> [WHAT TO DO] Each line below should be quoted exactly, please.

> [A block of data]

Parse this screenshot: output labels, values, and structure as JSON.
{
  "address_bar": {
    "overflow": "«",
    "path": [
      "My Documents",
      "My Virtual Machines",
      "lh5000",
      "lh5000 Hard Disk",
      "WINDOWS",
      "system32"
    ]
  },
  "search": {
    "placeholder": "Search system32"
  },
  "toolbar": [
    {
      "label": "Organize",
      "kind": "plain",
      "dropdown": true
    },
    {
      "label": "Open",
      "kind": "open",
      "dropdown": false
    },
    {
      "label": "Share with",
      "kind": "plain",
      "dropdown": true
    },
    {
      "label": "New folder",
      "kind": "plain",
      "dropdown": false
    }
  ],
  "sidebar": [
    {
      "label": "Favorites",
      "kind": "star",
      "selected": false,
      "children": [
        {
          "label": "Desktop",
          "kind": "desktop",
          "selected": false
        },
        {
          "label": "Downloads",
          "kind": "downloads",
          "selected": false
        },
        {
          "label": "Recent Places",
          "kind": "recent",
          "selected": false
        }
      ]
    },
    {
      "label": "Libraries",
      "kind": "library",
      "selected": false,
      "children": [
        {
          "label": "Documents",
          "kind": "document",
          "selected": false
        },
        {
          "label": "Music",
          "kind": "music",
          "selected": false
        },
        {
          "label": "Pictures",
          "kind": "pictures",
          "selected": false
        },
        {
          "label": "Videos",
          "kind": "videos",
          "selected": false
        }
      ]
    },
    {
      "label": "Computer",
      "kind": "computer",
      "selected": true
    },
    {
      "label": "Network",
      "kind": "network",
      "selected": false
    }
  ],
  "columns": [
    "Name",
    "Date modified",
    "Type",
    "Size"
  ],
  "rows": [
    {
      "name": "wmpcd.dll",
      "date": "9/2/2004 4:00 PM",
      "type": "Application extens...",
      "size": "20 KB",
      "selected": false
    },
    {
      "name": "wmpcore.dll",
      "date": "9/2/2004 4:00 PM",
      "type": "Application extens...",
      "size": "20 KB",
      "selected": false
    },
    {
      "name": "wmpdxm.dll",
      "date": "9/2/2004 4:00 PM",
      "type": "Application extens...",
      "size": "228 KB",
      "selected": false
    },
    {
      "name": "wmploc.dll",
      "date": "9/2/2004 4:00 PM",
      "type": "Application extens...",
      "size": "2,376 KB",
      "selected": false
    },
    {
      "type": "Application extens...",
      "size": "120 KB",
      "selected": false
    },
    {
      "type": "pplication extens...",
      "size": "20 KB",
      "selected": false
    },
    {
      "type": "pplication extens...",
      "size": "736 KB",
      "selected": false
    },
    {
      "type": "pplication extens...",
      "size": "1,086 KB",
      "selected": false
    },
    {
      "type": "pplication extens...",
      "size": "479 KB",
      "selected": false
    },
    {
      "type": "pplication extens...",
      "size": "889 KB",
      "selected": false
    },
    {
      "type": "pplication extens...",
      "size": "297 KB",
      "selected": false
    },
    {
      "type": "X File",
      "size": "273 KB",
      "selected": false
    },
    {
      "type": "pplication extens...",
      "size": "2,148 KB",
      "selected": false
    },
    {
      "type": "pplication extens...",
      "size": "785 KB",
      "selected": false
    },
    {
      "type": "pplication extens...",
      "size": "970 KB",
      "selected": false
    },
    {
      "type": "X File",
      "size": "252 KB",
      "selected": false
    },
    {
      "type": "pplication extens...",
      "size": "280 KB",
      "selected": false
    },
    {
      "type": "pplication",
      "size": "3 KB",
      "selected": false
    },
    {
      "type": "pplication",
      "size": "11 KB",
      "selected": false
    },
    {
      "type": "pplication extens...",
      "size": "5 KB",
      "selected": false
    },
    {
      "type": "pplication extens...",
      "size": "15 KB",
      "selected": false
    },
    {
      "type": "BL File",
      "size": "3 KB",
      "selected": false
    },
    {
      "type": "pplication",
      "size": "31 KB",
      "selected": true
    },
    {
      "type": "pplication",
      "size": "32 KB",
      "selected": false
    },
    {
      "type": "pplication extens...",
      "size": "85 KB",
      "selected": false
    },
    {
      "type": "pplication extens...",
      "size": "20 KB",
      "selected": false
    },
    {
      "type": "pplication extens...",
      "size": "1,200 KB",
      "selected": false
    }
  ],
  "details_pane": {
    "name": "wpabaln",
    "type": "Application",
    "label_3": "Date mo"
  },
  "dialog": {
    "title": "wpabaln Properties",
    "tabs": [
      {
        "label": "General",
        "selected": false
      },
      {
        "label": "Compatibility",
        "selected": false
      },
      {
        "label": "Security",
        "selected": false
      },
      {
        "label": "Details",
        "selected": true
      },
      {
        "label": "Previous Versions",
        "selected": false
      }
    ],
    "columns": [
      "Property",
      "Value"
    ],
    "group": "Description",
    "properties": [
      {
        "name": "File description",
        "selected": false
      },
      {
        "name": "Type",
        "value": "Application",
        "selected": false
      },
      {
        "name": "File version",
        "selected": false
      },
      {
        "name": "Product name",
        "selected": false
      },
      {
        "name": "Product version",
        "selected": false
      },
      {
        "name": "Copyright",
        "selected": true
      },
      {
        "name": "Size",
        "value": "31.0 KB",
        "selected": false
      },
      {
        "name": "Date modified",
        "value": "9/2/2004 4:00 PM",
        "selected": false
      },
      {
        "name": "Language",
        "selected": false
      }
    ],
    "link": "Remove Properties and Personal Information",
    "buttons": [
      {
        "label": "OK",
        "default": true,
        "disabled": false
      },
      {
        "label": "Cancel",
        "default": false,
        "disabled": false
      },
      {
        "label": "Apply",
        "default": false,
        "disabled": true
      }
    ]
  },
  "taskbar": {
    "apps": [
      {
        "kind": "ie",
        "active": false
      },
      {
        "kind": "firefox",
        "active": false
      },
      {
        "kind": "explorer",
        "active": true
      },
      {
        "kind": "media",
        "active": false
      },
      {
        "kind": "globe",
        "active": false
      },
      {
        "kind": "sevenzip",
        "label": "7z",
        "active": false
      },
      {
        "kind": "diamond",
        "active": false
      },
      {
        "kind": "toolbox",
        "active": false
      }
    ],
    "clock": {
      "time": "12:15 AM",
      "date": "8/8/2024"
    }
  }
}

> [RESPONSE TO THE EXERCISE]
Parse this screenshot: output labels, values, and structure as JSON.
{
  "address_bar": {
    "overflow": "«",
    "path": [
      "My Documents",
      "My Virtual Machines",
      "lh5000",
      "lh5000 Hard Disk",
      "WINDOWS",
      "system32"
    ]
  },
  "search": {
    "placeholder": "Search system32"
  },
  "toolbar": [
    {
      "label": "Organize",
      "kind": "plain",
      "dropdown": true
    },
    {
      "label": "Open",
      "kind": "open",
      "dropdown": false
    },
    {
      "label": "Share with",
      "kind": "plain",
      "dropdown": true
    },
    {
      "label": "New folder",
      "kind": "plain",
      "dropdown": false
    }
  ],
  "sidebar": [
    {
      "label": "Favorites",
      "kind": "star",
      "selected": false,
      "children": [
        {
          "label": "Desktop",
          "kind": "desktop",
          "selected": false
        },
        {
          "label": "Downloads",
          "kind": "downloads",
          "selected": false
        },
        {
          "label": "Recent Places",
          "kind": "recent",
          "selected": false
        }
      ]
    },
    {
      "label": "Libraries",
      "kind": "library",
      "selected": false,
      "children": [
        {
          "label": "Documents",
          "kind": "document",
          "selected": false
        },
        {
          "label": "Music",
          "kind": "music",
          "selected": false
        },
        {
          "label": "Pictures",
          "kind": "pictures",
          "selected": false
        },
        {
          "label": "Videos",
          "kind": "videos",
          "selected": false
        }
      ]
    },
    {
      "label": "Computer",
      "kind": "computer",
      "selected": true
    },
    {
      "label": "Network",
      "kind": "network",
      "selected": false
    }
  ],
  "columns": [
    "Name",
    "Date modified",
    "Type",
    "Size"
  ],
  "rows": [
    {
      "name": "wmpcd.dll",
      "date": "9/2/2004 4:00 PM",
      "type": "Application extens...",
      "size": "20 KB",
      "selected": false
    },
    {
      "name": "wmpcore.dll",
      "date": "9/2/2004 4:00 PM",
      "type": "Application extens...",
      "size": "20 KB",
      "selected": false
    },
    {
      "name": "wmpdxm.dll",
      "date": "9/2/2004 4:00 PM",
      "type": "Application extens...",
      "size": "228 KB",
      "selected": false
    },
    {
      "name": "wmploc.dll",
      "date": "9/2/2004 4:00 PM",
      "type": "Application extens...",
      "size": "2,376 KB",
      "selected": false
    },
    {
      "type": "Application extens...",
      "size": "120 KB",
      "selected": false
    },
    {
      "type": "pplication extens...",
      "size": "20 KB",
      "selected": false
    },
    {
      "type": "pplication extens...",
      "size": "736 KB",
      "selected": false
    },
    {
      "type": "pplication extens...",
      "size": "1,086 KB",
      "selected": false
    },
    {
      "type": "pplication extens...",
      "size": "479 KB",
      "selected": false
    },
    {
      "type": "pplication extens...",
      "size": "889 KB",
      "selected": false
    },
    {
      "type": "pplication extens...",
      "size": "297 KB",
      "selected": false
    },
    {
      "type": "X File",
      "size": "273 KB",
      "selected": false
    },
    {
      "type": "pplication extens...",
      "size": "2,148 KB",
      "selected": false
    },
    {
      "type": "pplication extens...",
      "size": "785 KB",
      "selected": false
    },
    {
      "type": "pplication extens...",
      "size": "970 KB",
      "selected": false
    },
    {
      "type": "X File",
      "size": "252 KB",
      "selected": false
    },
    {
      "type": "pplication extens...",
      "size": "280 KB",
      "selected": false
    },
    {
      "type": "pplication",
      "size": "3 KB",
      "selected": false
    },
    {
      "type": "pplication",
      "size": "11 KB",
      "selected": false
    },
    {
      "type": "pplication extens...",
      "size": "5 KB",
      "selected": false
    },
    {
      "type": "pplication extens...",
      "size": "15 KB",
      "selected": false
    },
    {
      "type": "BL File",
      "size": "3 KB",
      "selected": false
    },
    {
      "type": "pplication",
      "size": "31 KB",
      "selected": true
    },
    {
      "type": "pplication",
      "size": "32 KB",
      "selected": false
    },
    {
      "type": "pplication extens...",
      "size": "85 KB",
      "selected": false
    },
    {
      "type": "pplication extens...",
      "size": "20 KB",
      "selected": false
    },
    {
      "type": "pplication extens...",
      "size": "1,200 KB",
      "selected": false
    }
  ],
  "details_pane": {
    "name": "wpabaln",
    "type": "Application",
    "label_3": "Date mo"
  },
  "dialog": {
    "title": "wpabaln Properties",
    "tabs": [
      {
        "label": "General",
        "selected": false
      },
      {
        "label": "Compatibility",
        "selected": false
      },
      {
        "label": "Security",
        "selected": false
      },
      {
        "label": "Details",
        "selected": true
      },
      {
        "label": "Previous Versions",
        "selected": false
      }
    ],
    "columns": [
      "Property",
      "Value"
    ],
    "group": "Description",
    "properties": [
      {
        "name": "File description",
        "selected": false
      },
      {
        "name": "Type",
        "value": "Application",
        "selected": false
      },
      {
        "name": "File version",
        "selected": false
      },
      {
        "name": "Product name",
        "selected": false
      },
      {
        "name": "Product version",
        "selected": false
      },
      {
        "name": "Copyright",
        "selected": true
      },
      {
        "name": "Size",
        "value": "31.0 KB",
        "selected": false
      },
      {
        "name": "Date modified",
        "value": "9/2/2004 4:00 PM",
        "selected": false
      },
      {
        "name": "Language",
        "selected": false
      }
    ],
    "link": "Remove Properties and Personal Information",
    "buttons": [
      {
        "label": "OK",
        "default": true,
        "disabled": false
      },
      {
        "label": "Cancel",
        "default": false,
        "disabled": false
      },
      {
        "label": "Apply",
        "default": false,
        "disabled": true
      }
    ]
  },
  "taskbar": {
    "apps": [
      {
        "kind": "ie",
        "active": false
      },
      {
        "kind": "firefox",
        "active": false
      },
      {
        "kind": "explorer",
        "active": true
      },
      {
        "kind": "media",
        "active": false
      },
      {
        "kind": "globe",
        "active": false
      },
      {
        "kind": "sevenzip",
        "label": "7z",
        "active": false
      },
      {
        "kind": "diamond",
        "active": false
      },
      {
        "kind": "toolbox",
        "active": false
      }
    ],
    "clock": {
      "time": "12:15 AM",
      "date": "8/8/2024"
    }
  }
}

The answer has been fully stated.